### Records shown
+++
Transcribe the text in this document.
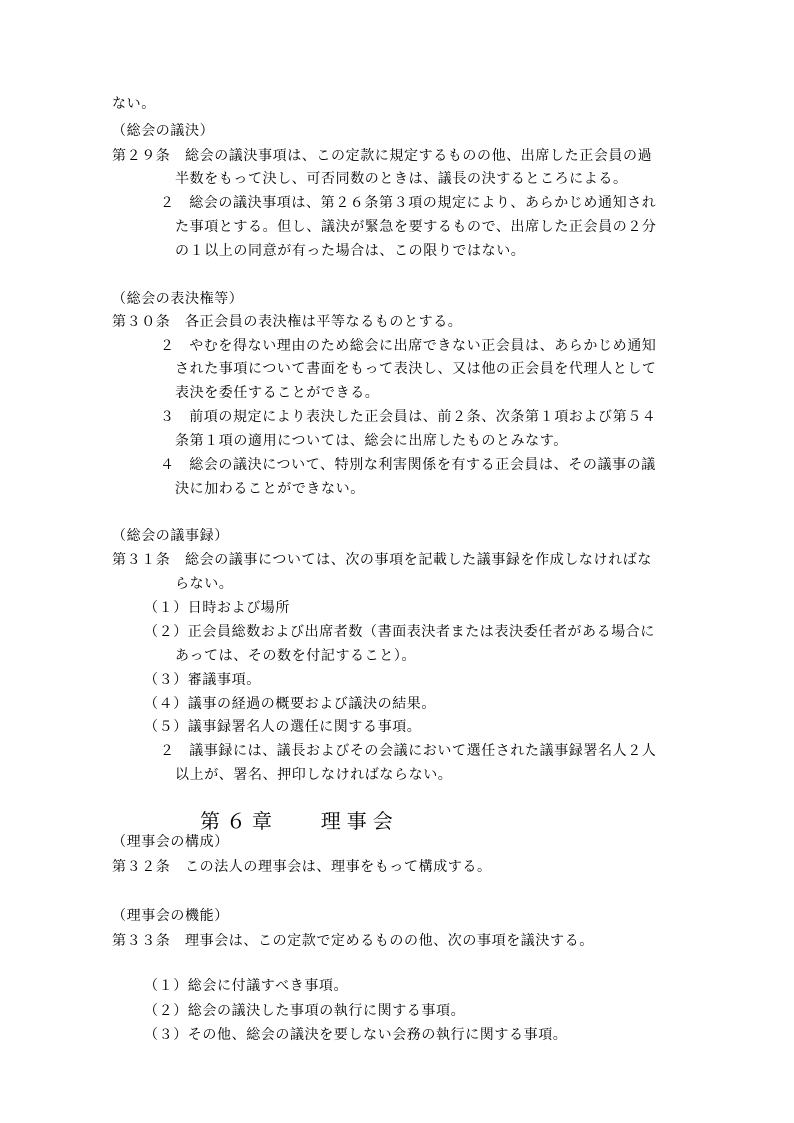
ない。
（総会の議決）
第２９条　総会の議決事項は、この定款に規定するものの他、出席した正会員の過
半数をもって決し、可否同数のときは、議長の決するところによる。
２　総会の議決事項は、第２６条第３項の規定により、あらかじめ通知され
た事項とする。但し、議決が緊急を要するもので、出席した正会員の２分
の１以上の同意が有った場合は、この限りではない。
（総会の表決権等）
第３０条　各正会員の表決権は平等なるものとする。
２　やむを得ない理由のため総会に出席できない正会員は、あらかじめ通知
された事項について書面をもって表決し、又は他の正会員を代理人として
表決を委任することができる。
３　前項の規定により表決した正会員は、前２条、次条第１項および第５４
条第１項の適用については、総会に出席したものとみなす。
４　総会の議決について、特別な利害関係を有する正会員は、その議事の議
決に加わることができない。
（総会の議事録）
第３１条　総会の議事については、次の事項を記載した議事録を作成しなければな
らない。
（１）日時および場所
（２）正会員総数および出席者数（書面表決者または表決委任者がある場合に
あっては、その数を付記すること）。
（３）審議事項。
（４）議事の経過の概要および議決の結果。
（５）議事録署名人の選任に関する事項。
２　議事録には、議長およびその会議において選任された議事録署名人２人
以上が、署名、押印しなければならない。
第６章 理事会
（理事会の構成）
第３２条　この法人の理事会は、理事をもって構成する。
（理事会の機能）
第３３条　理事会は、この定款で定めるものの他、次の事項を議決する。
（１）総会に付議すべき事項。
（２）総会の議決した事項の執行に関する事項。
（３）その他、総会の議決を要しない会務の執行に関する事項。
+++
### Set problem
Return every line holding the word "総会の議決事項は" from the records.

### Output for this task
第２９条　総会の議決事項は、この定款に規定するものの他、出席した正会員の過
２　総会の議決事項は、第２６条第３項の規定により、あらかじめ通知され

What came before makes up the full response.